Give only the number of lines in the data that include the string "name".

____________________

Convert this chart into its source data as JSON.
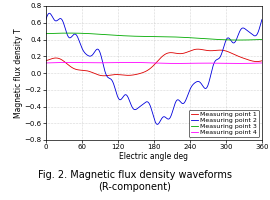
{
  "title": "Fig. 2. Magnetic flux density waveforms\n(R-component)",
  "xlabel": "Electric angle deg",
  "ylabel": "Magnetic flux density T",
  "xlim": [
    0,
    360
  ],
  "ylim": [
    -0.8,
    0.8
  ],
  "xticks": [
    0,
    60,
    120,
    180,
    240,
    300,
    360
  ],
  "yticks": [
    -0.8,
    -0.6,
    -0.4,
    -0.2,
    0.0,
    0.2,
    0.4,
    0.6,
    0.8
  ],
  "colors": {
    "mp1": "#dd0000",
    "mp2": "#0000dd",
    "mp3": "#00aa00",
    "mp4": "#ff00ff"
  },
  "legend_labels": [
    "Measuring point 1",
    "Measuring point 2",
    "Measuring point 3",
    "Measuring point 4"
  ],
  "bg_color": "#ffffff",
  "plot_bg": "#ffffff",
  "title_fontsize": 7,
  "axis_fontsize": 5.5,
  "tick_fontsize": 5,
  "legend_fontsize": 4.5
}
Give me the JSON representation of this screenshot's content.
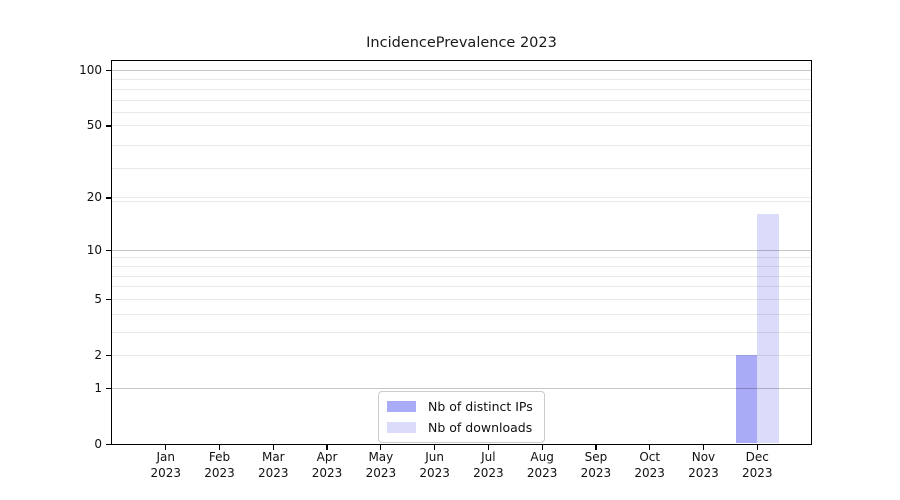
{
  "chart_data": {
    "type": "bar",
    "title": "IncidencePrevalence 2023",
    "categories": [
      "Jan 2023",
      "Feb 2023",
      "Mar 2023",
      "Apr 2023",
      "May 2023",
      "Jun 2023",
      "Jul 2023",
      "Aug 2023",
      "Sep 2023",
      "Oct 2023",
      "Nov 2023",
      "Dec 2023"
    ],
    "series": [
      {
        "name": "Nb of distinct IPs",
        "color": "#a9abf6",
        "values": [
          0,
          0,
          0,
          0,
          0,
          0,
          0,
          0,
          0,
          0,
          0,
          2
        ]
      },
      {
        "name": "Nb of downloads",
        "color": "#dbdcfa",
        "values": [
          0,
          0,
          0,
          0,
          0,
          0,
          0,
          0,
          0,
          0,
          0,
          16
        ]
      }
    ],
    "xlabel": "",
    "ylabel": "",
    "yscale": "log10(value+1)",
    "ylim": [
      0,
      112
    ],
    "y_ticks": [
      0,
      1,
      2,
      5,
      10,
      20,
      50,
      100
    ],
    "major_gridlines": [
      1,
      10,
      100
    ],
    "minor_gridlines": [
      2,
      3,
      4,
      5,
      6,
      7,
      8,
      9,
      19,
      20,
      29,
      39,
      50,
      59,
      69,
      79,
      89
    ],
    "grid": "horizontal",
    "legend_position": "lower center",
    "colors": {
      "bar_distinct_ips": "#a9abf6",
      "bar_downloads": "#dbdcfa",
      "axis": "#000000",
      "grid_minor": "#e9e9e9",
      "grid_major": "#c7c7c7",
      "background": "#ffffff"
    }
  }
}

____________________

Written response
2